- **WORK INSTRUCTIONS**: Search the material for the word "крясък" and report each line where it turns up.

-- START OF MATERIAL SUPPLIED --

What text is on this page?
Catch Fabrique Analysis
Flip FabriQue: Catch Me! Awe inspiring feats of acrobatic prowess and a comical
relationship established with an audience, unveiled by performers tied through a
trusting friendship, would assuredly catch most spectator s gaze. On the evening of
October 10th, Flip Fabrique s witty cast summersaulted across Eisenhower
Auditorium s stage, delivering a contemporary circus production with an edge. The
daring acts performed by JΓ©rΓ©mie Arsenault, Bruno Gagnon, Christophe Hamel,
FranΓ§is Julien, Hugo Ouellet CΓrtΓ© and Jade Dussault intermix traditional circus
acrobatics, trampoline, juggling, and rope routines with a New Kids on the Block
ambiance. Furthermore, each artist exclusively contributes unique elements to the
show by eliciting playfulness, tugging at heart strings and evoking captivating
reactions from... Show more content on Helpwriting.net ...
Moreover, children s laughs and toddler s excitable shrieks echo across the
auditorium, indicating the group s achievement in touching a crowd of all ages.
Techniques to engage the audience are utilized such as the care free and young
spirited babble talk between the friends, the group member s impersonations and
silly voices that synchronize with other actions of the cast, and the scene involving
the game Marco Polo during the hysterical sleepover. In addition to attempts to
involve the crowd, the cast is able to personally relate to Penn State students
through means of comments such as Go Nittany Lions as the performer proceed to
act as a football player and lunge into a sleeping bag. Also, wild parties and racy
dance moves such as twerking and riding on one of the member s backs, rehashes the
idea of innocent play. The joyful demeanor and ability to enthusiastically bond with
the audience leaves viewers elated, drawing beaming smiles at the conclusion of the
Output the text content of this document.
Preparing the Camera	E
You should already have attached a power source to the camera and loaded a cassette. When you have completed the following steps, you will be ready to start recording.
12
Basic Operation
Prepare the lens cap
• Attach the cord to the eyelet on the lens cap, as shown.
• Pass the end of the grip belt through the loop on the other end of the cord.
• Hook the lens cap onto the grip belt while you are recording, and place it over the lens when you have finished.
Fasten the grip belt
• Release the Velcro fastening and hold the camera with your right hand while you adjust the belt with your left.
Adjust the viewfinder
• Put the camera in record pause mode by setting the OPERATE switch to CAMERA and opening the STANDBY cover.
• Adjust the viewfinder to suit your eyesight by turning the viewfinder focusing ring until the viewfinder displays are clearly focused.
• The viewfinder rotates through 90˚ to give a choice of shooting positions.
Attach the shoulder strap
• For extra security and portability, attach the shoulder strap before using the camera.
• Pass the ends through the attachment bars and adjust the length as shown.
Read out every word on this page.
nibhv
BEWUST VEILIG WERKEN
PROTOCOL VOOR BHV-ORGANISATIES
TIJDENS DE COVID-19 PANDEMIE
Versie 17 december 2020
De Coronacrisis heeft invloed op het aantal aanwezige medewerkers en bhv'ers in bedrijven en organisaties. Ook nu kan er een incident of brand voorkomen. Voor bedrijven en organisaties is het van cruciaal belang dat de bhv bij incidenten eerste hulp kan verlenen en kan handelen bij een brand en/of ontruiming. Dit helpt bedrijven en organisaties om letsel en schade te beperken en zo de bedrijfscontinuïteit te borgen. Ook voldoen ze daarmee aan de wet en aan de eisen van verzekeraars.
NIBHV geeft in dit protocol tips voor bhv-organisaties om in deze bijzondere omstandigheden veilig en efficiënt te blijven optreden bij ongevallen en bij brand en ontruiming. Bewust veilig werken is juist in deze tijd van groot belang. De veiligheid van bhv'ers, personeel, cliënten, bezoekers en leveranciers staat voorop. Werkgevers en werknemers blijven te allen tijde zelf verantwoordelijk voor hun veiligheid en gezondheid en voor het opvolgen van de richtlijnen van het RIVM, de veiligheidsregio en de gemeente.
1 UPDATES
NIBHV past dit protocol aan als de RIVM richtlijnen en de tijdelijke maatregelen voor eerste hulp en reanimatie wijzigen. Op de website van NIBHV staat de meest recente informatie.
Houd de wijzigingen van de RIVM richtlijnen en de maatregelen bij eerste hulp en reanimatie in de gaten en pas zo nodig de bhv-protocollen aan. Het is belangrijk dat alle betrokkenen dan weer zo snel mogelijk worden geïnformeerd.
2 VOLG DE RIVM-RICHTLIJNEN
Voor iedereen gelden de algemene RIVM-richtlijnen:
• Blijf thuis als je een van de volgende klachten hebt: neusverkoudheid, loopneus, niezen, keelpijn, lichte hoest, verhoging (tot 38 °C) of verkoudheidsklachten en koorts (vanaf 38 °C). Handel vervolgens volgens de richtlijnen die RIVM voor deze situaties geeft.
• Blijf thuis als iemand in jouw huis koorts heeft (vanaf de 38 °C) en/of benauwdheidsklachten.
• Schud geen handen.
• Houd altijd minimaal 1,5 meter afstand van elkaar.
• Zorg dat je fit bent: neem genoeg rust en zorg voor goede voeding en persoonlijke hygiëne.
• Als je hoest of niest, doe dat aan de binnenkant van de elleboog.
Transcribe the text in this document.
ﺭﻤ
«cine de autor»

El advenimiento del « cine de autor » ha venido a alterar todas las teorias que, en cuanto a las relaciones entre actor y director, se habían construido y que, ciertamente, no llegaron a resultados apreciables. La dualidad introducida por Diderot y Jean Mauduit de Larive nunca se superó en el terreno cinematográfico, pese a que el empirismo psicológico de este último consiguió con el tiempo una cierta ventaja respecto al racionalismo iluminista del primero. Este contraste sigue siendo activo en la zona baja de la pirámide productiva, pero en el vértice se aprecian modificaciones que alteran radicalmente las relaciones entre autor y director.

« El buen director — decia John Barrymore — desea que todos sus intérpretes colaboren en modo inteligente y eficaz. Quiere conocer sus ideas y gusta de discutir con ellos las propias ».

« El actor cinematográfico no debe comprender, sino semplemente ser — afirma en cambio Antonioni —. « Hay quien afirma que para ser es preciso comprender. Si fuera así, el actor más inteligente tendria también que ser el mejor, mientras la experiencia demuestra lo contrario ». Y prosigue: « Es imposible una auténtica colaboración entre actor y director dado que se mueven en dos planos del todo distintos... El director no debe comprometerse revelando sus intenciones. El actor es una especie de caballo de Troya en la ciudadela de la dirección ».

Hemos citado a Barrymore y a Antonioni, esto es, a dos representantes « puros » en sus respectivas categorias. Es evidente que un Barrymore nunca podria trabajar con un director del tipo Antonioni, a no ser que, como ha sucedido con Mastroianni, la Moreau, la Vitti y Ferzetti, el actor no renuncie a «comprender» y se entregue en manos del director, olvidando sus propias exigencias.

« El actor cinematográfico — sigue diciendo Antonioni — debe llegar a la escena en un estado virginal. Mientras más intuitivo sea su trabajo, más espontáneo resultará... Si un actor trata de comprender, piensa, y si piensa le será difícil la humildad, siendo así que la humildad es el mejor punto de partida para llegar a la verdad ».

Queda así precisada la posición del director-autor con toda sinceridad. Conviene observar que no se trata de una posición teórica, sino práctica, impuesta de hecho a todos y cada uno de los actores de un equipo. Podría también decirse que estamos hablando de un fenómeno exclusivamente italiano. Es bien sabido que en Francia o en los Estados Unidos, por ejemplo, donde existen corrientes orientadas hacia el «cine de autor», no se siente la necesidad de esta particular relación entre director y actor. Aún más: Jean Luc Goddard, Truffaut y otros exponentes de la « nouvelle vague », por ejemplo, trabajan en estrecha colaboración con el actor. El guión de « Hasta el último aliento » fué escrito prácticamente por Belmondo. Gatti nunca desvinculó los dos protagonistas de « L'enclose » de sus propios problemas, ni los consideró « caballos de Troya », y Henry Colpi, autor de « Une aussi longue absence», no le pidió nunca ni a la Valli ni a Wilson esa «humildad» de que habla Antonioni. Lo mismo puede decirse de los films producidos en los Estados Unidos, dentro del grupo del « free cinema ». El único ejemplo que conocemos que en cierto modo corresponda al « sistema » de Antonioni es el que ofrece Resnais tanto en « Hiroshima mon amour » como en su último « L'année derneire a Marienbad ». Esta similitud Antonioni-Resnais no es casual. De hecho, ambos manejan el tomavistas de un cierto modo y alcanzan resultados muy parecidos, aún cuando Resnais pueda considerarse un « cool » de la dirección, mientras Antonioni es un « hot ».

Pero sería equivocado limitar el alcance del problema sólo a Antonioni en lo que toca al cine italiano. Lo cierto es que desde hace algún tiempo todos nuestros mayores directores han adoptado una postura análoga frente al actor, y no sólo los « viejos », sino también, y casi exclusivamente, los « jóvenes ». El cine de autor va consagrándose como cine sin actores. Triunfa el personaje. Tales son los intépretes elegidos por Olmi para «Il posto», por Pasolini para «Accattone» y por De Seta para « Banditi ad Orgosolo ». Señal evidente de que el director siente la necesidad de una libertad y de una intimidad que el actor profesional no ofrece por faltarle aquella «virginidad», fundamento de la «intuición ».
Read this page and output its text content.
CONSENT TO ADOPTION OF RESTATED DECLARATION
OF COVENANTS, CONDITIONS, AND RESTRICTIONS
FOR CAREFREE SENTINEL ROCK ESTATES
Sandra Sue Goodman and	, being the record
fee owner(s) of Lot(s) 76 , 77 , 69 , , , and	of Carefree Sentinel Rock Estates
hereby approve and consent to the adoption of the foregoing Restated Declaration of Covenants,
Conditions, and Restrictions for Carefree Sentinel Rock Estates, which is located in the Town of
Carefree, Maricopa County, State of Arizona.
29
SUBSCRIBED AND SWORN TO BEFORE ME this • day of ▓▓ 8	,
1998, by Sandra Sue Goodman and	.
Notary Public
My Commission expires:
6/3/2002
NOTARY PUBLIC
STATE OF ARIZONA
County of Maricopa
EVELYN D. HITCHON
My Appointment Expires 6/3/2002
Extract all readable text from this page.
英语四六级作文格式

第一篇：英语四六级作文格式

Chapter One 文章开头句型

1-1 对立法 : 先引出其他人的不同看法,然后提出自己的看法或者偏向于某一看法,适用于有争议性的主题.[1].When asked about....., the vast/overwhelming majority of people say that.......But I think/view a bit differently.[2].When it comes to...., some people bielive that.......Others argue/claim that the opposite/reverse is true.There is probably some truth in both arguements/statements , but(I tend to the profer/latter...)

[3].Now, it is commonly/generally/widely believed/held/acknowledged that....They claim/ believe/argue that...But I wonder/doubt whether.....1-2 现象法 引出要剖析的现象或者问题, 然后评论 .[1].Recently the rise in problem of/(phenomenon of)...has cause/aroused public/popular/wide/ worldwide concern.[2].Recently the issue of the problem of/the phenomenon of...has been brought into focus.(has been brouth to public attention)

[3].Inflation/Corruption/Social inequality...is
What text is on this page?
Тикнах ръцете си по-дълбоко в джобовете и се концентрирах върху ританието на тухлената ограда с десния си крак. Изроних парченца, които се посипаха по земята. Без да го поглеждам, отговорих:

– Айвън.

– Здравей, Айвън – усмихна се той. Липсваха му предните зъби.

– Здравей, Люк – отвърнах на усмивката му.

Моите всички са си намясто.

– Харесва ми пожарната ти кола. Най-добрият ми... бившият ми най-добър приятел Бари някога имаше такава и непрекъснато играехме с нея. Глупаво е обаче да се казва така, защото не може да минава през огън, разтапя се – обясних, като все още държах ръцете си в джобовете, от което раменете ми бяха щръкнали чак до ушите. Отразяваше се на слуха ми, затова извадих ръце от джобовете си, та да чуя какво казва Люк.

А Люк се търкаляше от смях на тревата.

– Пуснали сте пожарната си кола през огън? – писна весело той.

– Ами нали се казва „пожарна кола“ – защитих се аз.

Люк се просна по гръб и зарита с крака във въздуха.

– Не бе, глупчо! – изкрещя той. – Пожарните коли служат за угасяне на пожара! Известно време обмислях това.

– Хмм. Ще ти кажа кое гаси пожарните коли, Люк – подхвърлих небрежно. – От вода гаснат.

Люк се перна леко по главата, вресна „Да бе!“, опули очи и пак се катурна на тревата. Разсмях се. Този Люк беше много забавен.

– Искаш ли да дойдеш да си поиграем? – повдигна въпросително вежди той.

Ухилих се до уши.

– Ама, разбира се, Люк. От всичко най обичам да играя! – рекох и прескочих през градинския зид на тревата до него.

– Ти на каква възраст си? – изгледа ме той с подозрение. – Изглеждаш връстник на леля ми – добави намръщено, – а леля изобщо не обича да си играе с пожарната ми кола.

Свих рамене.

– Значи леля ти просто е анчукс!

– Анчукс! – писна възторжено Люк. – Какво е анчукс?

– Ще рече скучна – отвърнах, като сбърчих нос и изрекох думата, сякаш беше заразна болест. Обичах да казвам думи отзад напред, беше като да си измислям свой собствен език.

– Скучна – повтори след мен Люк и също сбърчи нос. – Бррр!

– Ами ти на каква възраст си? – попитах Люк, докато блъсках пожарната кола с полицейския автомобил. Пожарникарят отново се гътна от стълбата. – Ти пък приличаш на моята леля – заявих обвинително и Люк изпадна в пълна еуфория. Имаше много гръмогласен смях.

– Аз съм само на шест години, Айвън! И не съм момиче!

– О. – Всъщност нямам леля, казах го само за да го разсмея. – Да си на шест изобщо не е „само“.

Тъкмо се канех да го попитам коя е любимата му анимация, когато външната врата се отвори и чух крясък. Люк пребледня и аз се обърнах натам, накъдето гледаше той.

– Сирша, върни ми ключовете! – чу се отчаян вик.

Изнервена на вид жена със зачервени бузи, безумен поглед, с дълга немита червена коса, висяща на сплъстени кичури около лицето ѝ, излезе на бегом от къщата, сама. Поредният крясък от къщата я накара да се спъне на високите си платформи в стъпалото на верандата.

-- END OF MATERIAL SUPPLIED --

- **SOLUTION**:
Тъкмо се канех да го попитам коя е любимата му анимация, когато външната врата се отвори и чух крясък. Люк пребледня и аз се обърнах натам, накъдето гледаше той.
Изнервена на вид жена със зачервени бузи, безумен поглед, с дълга немита червена коса, висяща на сплъстени кичури около лицето ѝ, излезе на бегом от къщата, сама. Поредният крясък от къщата я накара да се спъне на високите си платформи в стъпалото на верандата.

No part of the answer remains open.